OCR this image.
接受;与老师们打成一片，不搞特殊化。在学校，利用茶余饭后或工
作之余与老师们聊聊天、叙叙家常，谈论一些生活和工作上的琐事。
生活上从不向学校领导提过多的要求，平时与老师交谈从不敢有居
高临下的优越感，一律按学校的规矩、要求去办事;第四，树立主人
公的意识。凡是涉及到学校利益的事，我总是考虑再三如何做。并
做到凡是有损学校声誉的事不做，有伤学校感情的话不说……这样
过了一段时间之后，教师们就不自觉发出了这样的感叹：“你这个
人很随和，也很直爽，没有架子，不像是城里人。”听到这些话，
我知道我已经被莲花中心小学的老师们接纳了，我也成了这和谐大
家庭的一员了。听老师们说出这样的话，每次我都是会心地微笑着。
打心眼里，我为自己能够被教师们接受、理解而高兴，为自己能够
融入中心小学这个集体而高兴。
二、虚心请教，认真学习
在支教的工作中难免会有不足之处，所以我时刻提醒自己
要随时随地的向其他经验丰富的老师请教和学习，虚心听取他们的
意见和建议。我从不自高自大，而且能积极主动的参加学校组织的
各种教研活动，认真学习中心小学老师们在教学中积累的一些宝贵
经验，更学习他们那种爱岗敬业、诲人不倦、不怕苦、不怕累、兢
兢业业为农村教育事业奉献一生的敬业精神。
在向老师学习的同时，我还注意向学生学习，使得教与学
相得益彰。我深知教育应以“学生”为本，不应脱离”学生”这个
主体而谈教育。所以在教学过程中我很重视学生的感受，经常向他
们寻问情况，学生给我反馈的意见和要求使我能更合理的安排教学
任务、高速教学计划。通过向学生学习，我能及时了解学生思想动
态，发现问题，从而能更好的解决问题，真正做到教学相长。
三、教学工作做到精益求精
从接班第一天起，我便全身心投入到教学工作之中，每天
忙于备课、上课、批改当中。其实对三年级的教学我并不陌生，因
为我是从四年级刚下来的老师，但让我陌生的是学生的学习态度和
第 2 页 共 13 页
——————————
PROBLEM REQUIREMENTS: All of the entries must be written out exactly as they stand.

FINAL RESULT:
OCR this image.
接受;与老师们打成一片，不搞特殊化。在学校，利用茶余饭后或工
作之余与老师们聊聊天、叙叙家常，谈论一些生活和工作上的琐事。
生活上从不向学校领导提过多的要求，平时与老师交谈从不敢有居
高临下的优越感，一律按学校的规矩、要求去办事;第四，树立主人
公的意识。凡是涉及到学校利益的事，我总是考虑再三如何做。并
做到凡是有损学校声誉的事不做，有伤学校感情的话不说……这样
过了一段时间之后，教师们就不自觉发出了这样的感叹：“你这个
人很随和，也很直爽，没有架子，不像是城里人。”听到这些话，
我知道我已经被莲花中心小学的老师们接纳了，我也成了这和谐大
家庭的一员了。听老师们说出这样的话，每次我都是会心地微笑着。
打心眼里，我为自己能够被教师们接受、理解而高兴，为自己能够
融入中心小学这个集体而高兴。
二、虚心请教，认真学习
在支教的工作中难免会有不足之处，所以我时刻提醒自己
要随时随地的向其他经验丰富的老师请教和学习，虚心听取他们的
意见和建议。我从不自高自大，而且能积极主动的参加学校组织的
各种教研活动，认真学习中心小学老师们在教学中积累的一些宝贵
经验，更学习他们那种爱岗敬业、诲人不倦、不怕苦、不怕累、兢
兢业业为农村教育事业奉献一生的敬业精神。
在向老师学习的同时，我还注意向学生学习，使得教与学
相得益彰。我深知教育应以“学生”为本，不应脱离”学生”这个
主体而谈教育。所以在教学过程中我很重视学生的感受，经常向他
们寻问情况，学生给我反馈的意见和要求使我能更合理的安排教学
任务、高速教学计划。通过向学生学习，我能及时了解学生思想动
态，发现问题，从而能更好的解决问题，真正做到教学相长。
三、教学工作做到精益求精
从接班第一天起，我便全身心投入到教学工作之中，每天
忙于备课、上课、批改当中。其实对三年级的教学我并不陌生，因
为我是从四年级刚下来的老师，但让我陌生的是学生的学习态度和
第 2 页 共 13 页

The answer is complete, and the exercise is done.